Textauszug:
--------------------
# Schnur an Multirolle befestigen



## boehsepiraten (13. Juli 2007)

Ich habe mir meine erste Multirolle gekauft, meine Frage wie macht mann das erste ende der schnurr an der rolle fest?

zebco xmd 330( Ich hoffe das bild funktz)


----------



## antonio (13. Juli 2007)

*AW: Schnur an Multirolle befestigen*

wie bei jeder andern rolle auch.

gruß antonio


----------



## boehsepiraten (13. Juli 2007)

*AW: Schnur an Multirolle befestigen*

also, bei meiner normalen rolle war da so ein haken wo mann das ende befestigen konnte. Bei dieser ist das nicht so, also wie macht ihr das?


----------



## antonio (13. Juli 2007)

*AW: Schnur an Multirolle befestigen*

ganz normalen spulenknoten wie bei ner stationärrolle auch, wenn du geflochtene draufmachst erst ein bischen mono drunter.

gruß antonio


----------



## Gelöschtes Mitglied 828 (13. Juli 2007)

*AW: Schnur an Multirolle befestigen*

Erstmal würde ich dir raten ein paar Lagen Monofile unter zu wickeln. Damit verhinderst Du ein eventuelles späteres "Durchrutschen" der geflochtenen Schnur. 
Die Monofile kannst Du ganz einfach mit einem Knoten oder aber etwas doppelseitigem Klebeband auf dem Spulenkern befestigen.


----------



## boehsepiraten (13. Juli 2007)

*AW: Schnur an Multirolle befestigen*

Also sowas hier


----------



## antonio (13. Juli 2007)

*AW: Schnur an Multirolle befestigen*



boehsepiraten schrieb:


> Also sowas hier



genau so isses.#6:vik:

gruß antonio


----------



## boehsepiraten (13. Juli 2007)

*AW: Schnur an Multirolle befestigen*

Danke  an alle, ich stelle nur gerade mein Norwegen Material zusammen! Bin doch bald Fjörd Neuangler!


----------
--------------------
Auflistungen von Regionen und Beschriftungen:
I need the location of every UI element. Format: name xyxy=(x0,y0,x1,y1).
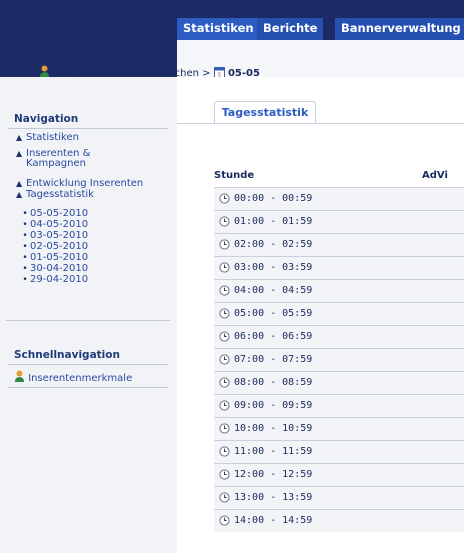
divider xyxy=(6,320,170,321)
table-row: 04:00 - 04:59 xyxy=(214,279,464,302)
hour-range-link[interactable]: 01:00 - 01:59 xyxy=(234,216,312,227)
user-icon xyxy=(14,370,25,386)
date-label: 03-05-2010 xyxy=(30,230,89,241)
table-row: 14:00 - 14:59 xyxy=(214,509,464,532)
table-row: 06:00 - 06:59 xyxy=(214,325,464,348)
hour-range-link[interactable]: 14:00 - 14:59 xyxy=(234,515,312,526)
hour-range-link[interactable]: 04:00 - 04:59 xyxy=(234,285,312,296)
inserentenmerkmale-link[interactable]: Inserentenmerkmale xyxy=(14,370,132,386)
hour-range-link[interactable]: 10:00 - 10:59 xyxy=(234,423,312,434)
navigation-title: Navigation xyxy=(14,113,79,125)
date-link[interactable]: • 30-04-2010 xyxy=(20,263,89,275)
clock-icon xyxy=(219,400,230,414)
clock-icon xyxy=(219,308,230,322)
schnellnavigation-title: Schnellnavigation xyxy=(14,349,120,361)
hour-range-link[interactable]: 11:00 - 11:59 xyxy=(234,446,312,457)
sidebar-item-entwicklung-inserenten[interactable]: ▲ Entwicklung Inserenten xyxy=(16,179,143,189)
divider xyxy=(8,128,168,129)
date-link[interactable]: • 04-05-2010 xyxy=(20,219,89,231)
divider xyxy=(8,364,168,365)
tab-berichte[interactable]: Berichte xyxy=(257,18,324,40)
table-row: 09:00 - 09:59 xyxy=(214,394,464,417)
date-label: 29-04-2010 xyxy=(30,274,89,285)
sidebar-item-label: Entwicklung Inserenten xyxy=(26,178,144,189)
bullet-icon: • xyxy=(22,231,28,241)
sidebar-item-label: Statistiken xyxy=(26,132,79,143)
hour-range-link[interactable]: 12:00 - 12:59 xyxy=(234,469,312,480)
date-link[interactable]: • 03-05-2010 xyxy=(20,230,89,242)
table-row: 08:00 - 08:59 xyxy=(214,371,464,394)
clock-icon xyxy=(219,216,230,230)
sidebar-item-tagesstatistik[interactable]: ▲ Tagesstatistik xyxy=(16,190,94,200)
bullet-icon: • xyxy=(22,264,28,274)
column-header-stunde: Stunde xyxy=(214,170,255,181)
tab-tagesstatistik[interactable]: Tagesstatistik xyxy=(214,101,316,124)
arrow-up-icon: ▲ xyxy=(16,179,23,188)
main-content: Tagesstatistik Stunde AdVi 00:00 - 00:59… xyxy=(177,77,464,553)
date-label: 30-04-2010 xyxy=(30,263,89,274)
table-row: 00:00 - 00:59 xyxy=(214,187,464,210)
date-link[interactable]: • 29-04-2010 xyxy=(20,274,89,286)
tab-bannerverwaltung[interactable]: Bannerverwaltung xyxy=(335,18,464,40)
date-label: 02-05-2010 xyxy=(30,241,89,252)
table-row: 11:00 - 11:59 xyxy=(214,440,464,463)
date-label: 05-05-2010 xyxy=(30,208,89,219)
hour-range-link[interactable]: 06:00 - 06:59 xyxy=(234,331,312,342)
inserentenmerkmale-label: Inserentenmerkmale xyxy=(28,373,133,384)
clock-icon xyxy=(219,469,230,483)
arrow-up-icon: ▲ xyxy=(16,149,23,158)
clock-icon xyxy=(219,239,230,253)
date-link[interactable]: • 01-05-2010 xyxy=(20,252,89,264)
hour-table: 00:00 - 00:59 01:00 - 01:59 02:00 - 02:59 0… xyxy=(214,187,464,532)
clock-icon xyxy=(219,354,230,368)
hour-range-link[interactable]: 02:00 - 02:59 xyxy=(234,239,312,250)
table-row: 13:00 - 13:59 xyxy=(214,486,464,509)
date-label: 01-05-2010 xyxy=(30,252,89,263)
hour-range-link[interactable]: 03:00 - 03:59 xyxy=(234,262,312,273)
clock-icon xyxy=(219,285,230,299)
tab-statistiken[interactable]: Statistiken xyxy=(177,18,260,40)
main-tab-bar: Statistiken Berichte Bannerverwaltung xyxy=(177,0,464,40)
bullet-icon: • xyxy=(22,220,28,230)
hour-range-link[interactable]: 13:00 - 13:59 xyxy=(234,492,312,503)
arrow-up-icon: ▲ xyxy=(16,190,23,199)
clock-icon xyxy=(219,377,230,391)
hour-range-link[interactable]: 09:00 - 09:59 xyxy=(234,400,312,411)
date-link[interactable]: • 05-05-2010 xyxy=(20,208,89,220)
sidebar: Navigation ▲ Statistiken ▲ Inserenten & Ka… xyxy=(0,77,178,553)
arrow-up-icon: ▲ xyxy=(16,133,23,142)
date-link[interactable]: • 02-05-2010 xyxy=(20,241,89,253)
clock-icon xyxy=(219,515,230,529)
table-row: 01:00 - 01:59 xyxy=(214,210,464,233)
divider xyxy=(8,387,168,388)
bullet-icon: • xyxy=(22,242,28,252)
sidebar-item-label: Inserenten & Kampagnen xyxy=(26,148,91,169)
clock-icon xyxy=(219,262,230,276)
tab-underline xyxy=(177,123,464,124)
clock-icon xyxy=(219,193,230,207)
hour-range-link[interactable]: 05:00 - 05:59 xyxy=(234,308,312,319)
column-header-advi: AdVi xyxy=(422,170,448,181)
bullet-icon: • xyxy=(22,275,28,285)
bullet-icon: • xyxy=(22,253,28,263)
table-row: 12:00 - 12:59 xyxy=(214,463,464,486)
table-row: 10:00 - 10:59 xyxy=(214,417,464,440)
sidebar-item-inserenten-kampagnen[interactable]: ▲ Inserenten & Kampagnen xyxy=(16,149,166,169)
clock-icon xyxy=(219,423,230,437)
sidebar-item-statistiken[interactable]: ▲ Statistiken xyxy=(16,133,79,143)
clock-icon xyxy=(219,492,230,506)
hour-range-link[interactable]: 00:00 - 00:59 xyxy=(234,193,312,204)
hour-range-link[interactable]: 08:00 - 08:59 xyxy=(234,377,312,388)
table-row: 07:00 - 07:59 xyxy=(214,348,464,371)
table-row: 03:00 - 03:59 xyxy=(214,256,464,279)
table-row: 05:00 - 05:59 xyxy=(214,302,464,325)
date-label: 04-05-2010 xyxy=(30,219,89,230)
bullet-icon: • xyxy=(22,209,28,219)
clock-icon xyxy=(219,331,230,345)
hour-range-link[interactable]: 07:00 - 07:59 xyxy=(234,354,312,365)
table-row: 02:00 - 02:59 xyxy=(214,233,464,256)
sidebar-item-label: Tagesstatistik xyxy=(26,189,94,200)
clock-icon xyxy=(219,446,230,460)
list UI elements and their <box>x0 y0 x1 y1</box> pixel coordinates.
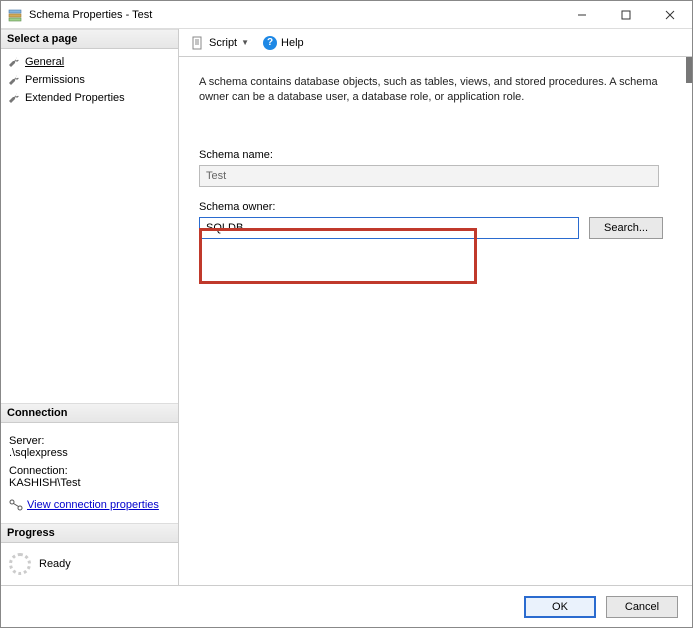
progress-state: Ready <box>39 558 71 570</box>
content-area: A schema contains database objects, such… <box>179 57 692 585</box>
page-item-permissions[interactable]: Permissions <box>3 71 176 89</box>
maximize-button[interactable] <box>604 1 648 28</box>
select-page-header: Select a page <box>1 29 178 49</box>
schema-owner-input[interactable] <box>199 217 579 239</box>
wrench-icon <box>7 91 21 105</box>
page-item-extended-properties[interactable]: Extended Properties <box>3 89 176 107</box>
dialog-footer: OK Cancel <box>1 585 692 627</box>
schema-name-label: Schema name: <box>199 149 672 161</box>
page-item-general[interactable]: General <box>3 53 176 71</box>
ok-button[interactable]: OK <box>524 596 596 618</box>
right-pane: Script ▼ ? Help A schema contains databa… <box>179 29 692 585</box>
help-icon: ? <box>263 36 277 50</box>
minimize-button[interactable] <box>560 1 604 28</box>
progress-header: Progress <box>1 523 178 543</box>
page-label: General <box>25 56 64 68</box>
server-label: Server: <box>9 435 170 447</box>
progress-block: Ready <box>1 543 178 585</box>
search-button[interactable]: Search... <box>589 217 663 239</box>
cancel-button[interactable]: Cancel <box>606 596 678 618</box>
page-label: Extended Properties <box>25 92 125 104</box>
connection-header: Connection <box>1 403 178 423</box>
schema-name-input <box>199 165 659 187</box>
titlebar: Schema Properties - Test <box>1 1 692 29</box>
schema-owner-label: Schema owner: <box>199 201 672 213</box>
spinner-icon <box>9 553 31 575</box>
wrench-icon <box>7 55 21 69</box>
wrench-icon <box>7 73 21 87</box>
app-icon <box>7 7 23 23</box>
page-list: General Permissions Extended Properties <box>1 49 178 111</box>
schema-description: A schema contains database objects, such… <box>199 75 672 105</box>
connection-value: KASHISH\Test <box>9 477 170 489</box>
view-connection-properties-link[interactable]: View connection properties <box>27 499 159 511</box>
toolbar: Script ▼ ? Help <box>179 29 692 57</box>
connection-label: Connection: <box>9 465 170 477</box>
schema-properties-dialog: Schema Properties - Test Select a page G… <box>0 0 693 628</box>
chevron-down-icon: ▼ <box>241 38 249 47</box>
page-label: Permissions <box>25 74 85 86</box>
window-title: Schema Properties - Test <box>29 9 560 21</box>
script-button[interactable]: Script ▼ <box>187 34 253 52</box>
help-button[interactable]: ? Help <box>259 34 308 52</box>
help-label: Help <box>281 37 304 49</box>
connection-block: Server: .\sqlexpress Connection: KASHISH… <box>1 423 178 523</box>
left-pane: Select a page General Permissions <box>1 29 179 585</box>
script-label: Script <box>209 37 237 49</box>
server-value: .\sqlexpress <box>9 447 170 459</box>
connection-icon <box>9 499 23 511</box>
script-icon <box>191 36 205 50</box>
close-button[interactable] <box>648 1 692 28</box>
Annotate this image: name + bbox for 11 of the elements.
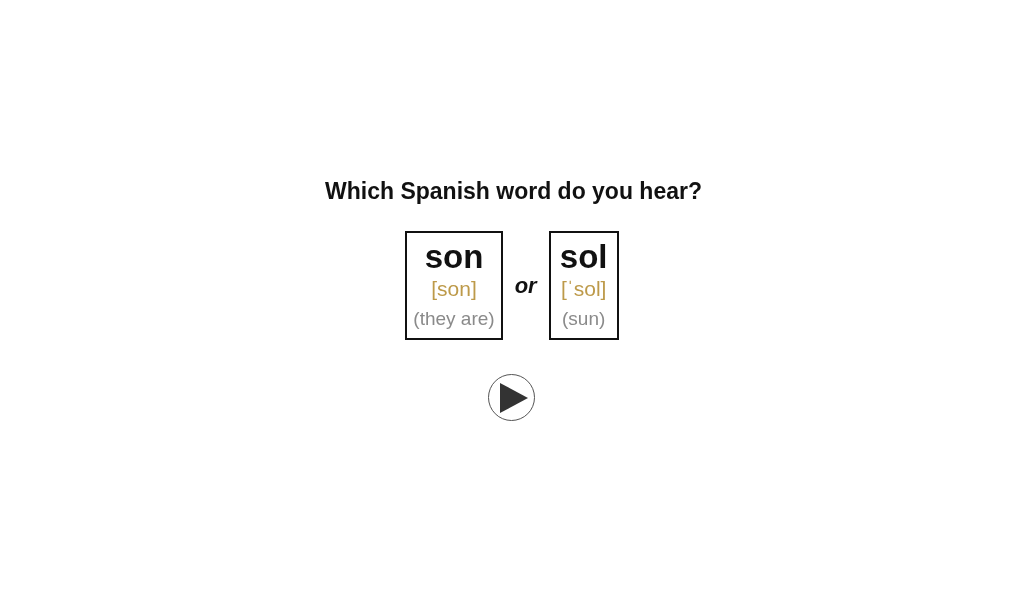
pronunciation-text: [son] — [431, 277, 477, 302]
word-text: sol — [559, 239, 608, 276]
word-text: son — [424, 239, 484, 276]
play-icon — [498, 381, 529, 414]
meaning-text: (sun) — [562, 308, 606, 331]
meaning-text: (they are) — [413, 308, 495, 331]
question-text: Which Spanish word do you hear? — [324, 178, 702, 205]
or-label: or — [514, 272, 537, 299]
word-card[interactable]: son [son] (they are) — [405, 231, 503, 341]
word-card[interactable]: sol [ˈsol] (sun) — [548, 231, 619, 341]
pronunciation-text: [ˈsol] — [560, 277, 607, 302]
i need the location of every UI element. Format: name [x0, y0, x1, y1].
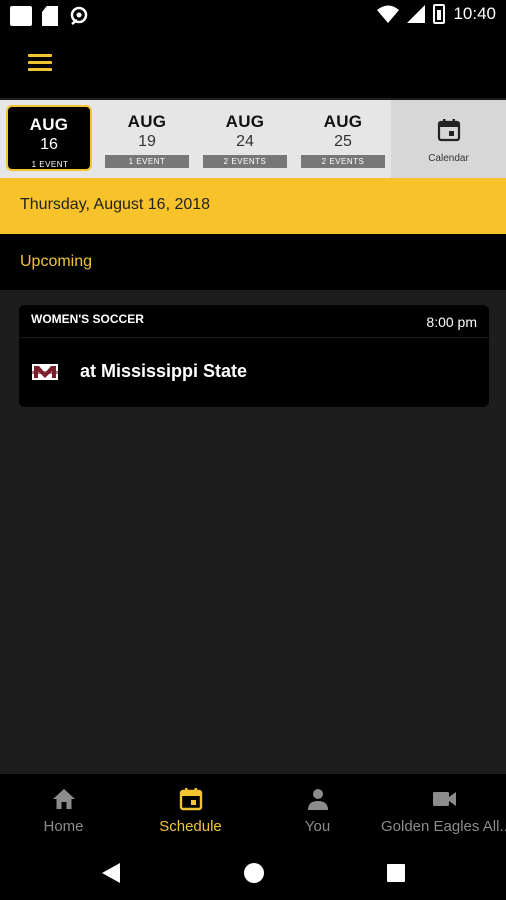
date-day: 24: [236, 133, 254, 150]
home-icon: [52, 789, 75, 809]
wifi-icon: [377, 5, 400, 23]
event-opponent: at Mississippi State: [80, 361, 248, 381]
notification-square-icon: [10, 6, 32, 26]
hamburger-menu-icon[interactable]: [28, 54, 52, 74]
event-count-badge: 2 EVENTS: [203, 155, 287, 168]
date-month: AUG: [225, 112, 265, 131]
section-title: Upcoming: [20, 253, 93, 270]
event-count-badge: 1 EVENT: [31, 160, 69, 169]
status-time: 10:40: [453, 4, 496, 23]
date-month: AUG: [127, 112, 167, 131]
date-day: 16: [40, 136, 58, 153]
calendar-button[interactable]: Calendar: [391, 100, 506, 178]
date-strip: AUG 16 1 EVENT AUG 19 1 EVENT AUG 24 2 E…: [0, 100, 506, 178]
app-bar: [0, 32, 506, 98]
event-count-badge: 1 EVENT: [105, 155, 189, 168]
sim-card-icon: [42, 6, 58, 26]
selected-date-banner: Thursday, August 16, 2018: [0, 178, 506, 234]
status-bar: 10:40: [0, 0, 506, 32]
date-item-aug-16[interactable]: AUG 16 1 EVENT: [6, 105, 92, 171]
nav-label: Home: [43, 818, 84, 835]
nav-home[interactable]: Home: [0, 774, 127, 846]
card-divider: [19, 337, 489, 338]
event-sport: WOMEN'S SOCCER: [31, 312, 144, 326]
nav-label: You: [304, 818, 331, 835]
nav-label: Schedule: [159, 818, 222, 835]
date-month: AUG: [29, 115, 69, 134]
signal-icon: [407, 5, 426, 23]
back-icon[interactable]: [101, 862, 121, 884]
battery-icon: [433, 4, 446, 24]
system-navigation-bar: [0, 846, 506, 900]
event-card[interactable]: WOMEN'S SOCCER 8:00 pm at Mississippi St…: [19, 305, 489, 407]
nav-you[interactable]: You: [254, 774, 381, 846]
person-icon: [307, 789, 328, 810]
date-day: 19: [138, 133, 156, 150]
calendar-icon: [179, 788, 202, 811]
nav-label: Golden Eagles All...: [381, 818, 506, 835]
date-day: 25: [334, 133, 352, 150]
home-circle-icon[interactable]: [243, 862, 265, 884]
date-item-aug-25[interactable]: AUG 25 2 EVENTS: [300, 104, 386, 172]
video-camera-icon: [432, 792, 456, 806]
event-time: 8:00 pm: [426, 314, 477, 330]
bottom-navigation: Home Schedule You Golden Eagles All...: [0, 774, 506, 846]
date-month: AUG: [323, 112, 363, 131]
calendar-label: Calendar: [428, 153, 469, 164]
calendar-icon: [437, 119, 460, 142]
event-count-badge: 2 EVENTS: [301, 155, 385, 168]
date-item-aug-24[interactable]: AUG 24 2 EVENTS: [202, 104, 288, 172]
nav-schedule[interactable]: Schedule: [127, 774, 254, 846]
location-icon: [70, 6, 88, 25]
nav-golden-eagles-all-access[interactable]: Golden Eagles All...: [381, 774, 506, 846]
mississippi-state-logo: [32, 364, 58, 380]
recents-square-icon[interactable]: [386, 863, 406, 883]
date-item-aug-19[interactable]: AUG 19 1 EVENT: [104, 104, 190, 172]
section-header: Upcoming: [0, 234, 506, 290]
--------------------
Zu erledigen:
1. Welches Rollenmodell gibt boehsepiraten im Textauszug als erste gekaufte Multirolle an?
2. Fasse den Textauszug in zwei Sätzen zusammen.
3. Nenne alle Benutzernamen, unter denen im Textauszug Beiträge erscheinen.

Antworten je Aufgabe:
1. Die zebco xmd 330.

2. boehsepiraten fragt, wie man das erste Schnurende an der neuen Multirolle befestigt, weil es dort anders als bei der normalen Rolle keinen Haken dafür gibt. Empfohlen werden ein normaler Spulenknoten wie bei einer Stationärrolle und bei geflochtener Schnur zuerst ein paar Lagen Monofile darunter, die sich mit einem Knoten oder doppelseitigem Klebeband auf dem Spulenkern befestigen lässt.

3.
- boehsepiraten
- antonio
- Gelöschtes Mitglied 828